Records for processing -
- - -
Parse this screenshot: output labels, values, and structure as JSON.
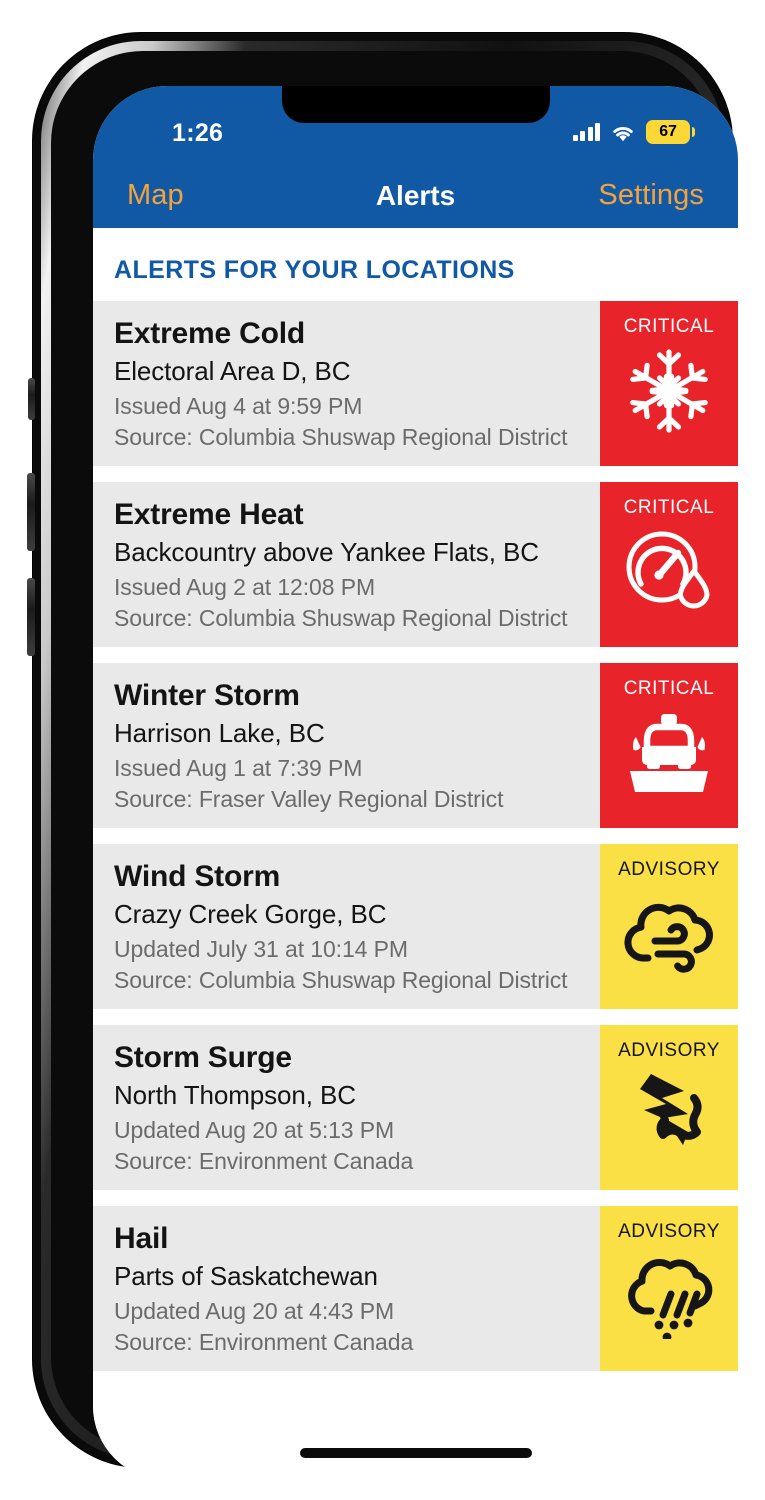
{
  "status_bar": {
    "time": "1:26",
    "signal_icon": "cellular-signal-icon",
    "wifi_icon": "wifi-icon",
    "battery_level": "67",
    "battery_icon": "battery-low-power-icon"
  },
  "nav_bar": {
    "left_label": "Map",
    "title": "Alerts",
    "right_label": "Settings",
    "background_color": "#1159a5",
    "link_color": "#f2a33e"
  },
  "main": {
    "section_header": "ALERTS FOR YOUR LOCATIONS",
    "alerts": [
      {
        "title": "Extreme Cold",
        "location": "Electoral Area D, BC",
        "time": "Issued Aug 4 at 9:59 PM",
        "source": "Source: Columbia Shuswap Regional District",
        "severity": "CRITICAL",
        "severity_class": "badge-critical",
        "severity_color": "#e8232a",
        "icon": "snowflake-icon"
      },
      {
        "title": "Extreme Heat",
        "location": "Backcountry above Yankee Flats, BC",
        "time": "Issued Aug 2 at 12:08 PM",
        "source": "Source: Columbia Shuswap Regional District",
        "severity": "CRITICAL",
        "severity_class": "badge-critical",
        "severity_color": "#e8232a",
        "icon": "humidex-gauge-icon"
      },
      {
        "title": "Winter Storm",
        "location": "Harrison Lake, BC",
        "time": "Issued Aug 1 at 7:39 PM",
        "source": "Source: Fraser Valley Regional District",
        "severity": "CRITICAL",
        "severity_class": "badge-critical",
        "severity_color": "#e8232a",
        "icon": "snowplow-icon"
      },
      {
        "title": "Wind Storm",
        "location": "Crazy Creek Gorge, BC",
        "time": "Updated July 31 at 10:14 PM",
        "source": "Source: Columbia Shuswap Regional District",
        "severity": "ADVISORY",
        "severity_class": "badge-advisory",
        "severity_color": "#fadf45",
        "icon": "wind-cloud-icon"
      },
      {
        "title": "Storm Surge",
        "location": "North Thompson, BC",
        "time": "Updated Aug 20 at 5:13 PM",
        "source": "Source: Environment Canada",
        "severity": "ADVISORY",
        "severity_class": "badge-advisory",
        "severity_color": "#fadf45",
        "icon": "storm-surge-arrow-icon"
      },
      {
        "title": "Hail",
        "location": "Parts of Saskatchewan",
        "time": "Updated Aug 20 at 4:43 PM",
        "source": "Source: Environment Canada",
        "severity": "ADVISORY",
        "severity_class": "badge-advisory",
        "severity_color": "#fadf45",
        "icon": "hail-cloud-icon"
      }
    ]
  },
  "home_indicator": "home-indicator-bar"
}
- - -
Pull out and copy each line containing the string "icon".

    "signal_icon": "cellular-signal-icon",
    "wifi_icon": "wifi-icon",
    "battery_icon": "battery-low-power-icon"
        "icon": "snowflake-icon"
        "icon": "humidex-gauge-icon"
        "icon": "snowplow-icon"
        "icon": "wind-cloud-icon"
        "icon": "storm-surge-arrow-icon"
        "icon": "hail-cloud-icon"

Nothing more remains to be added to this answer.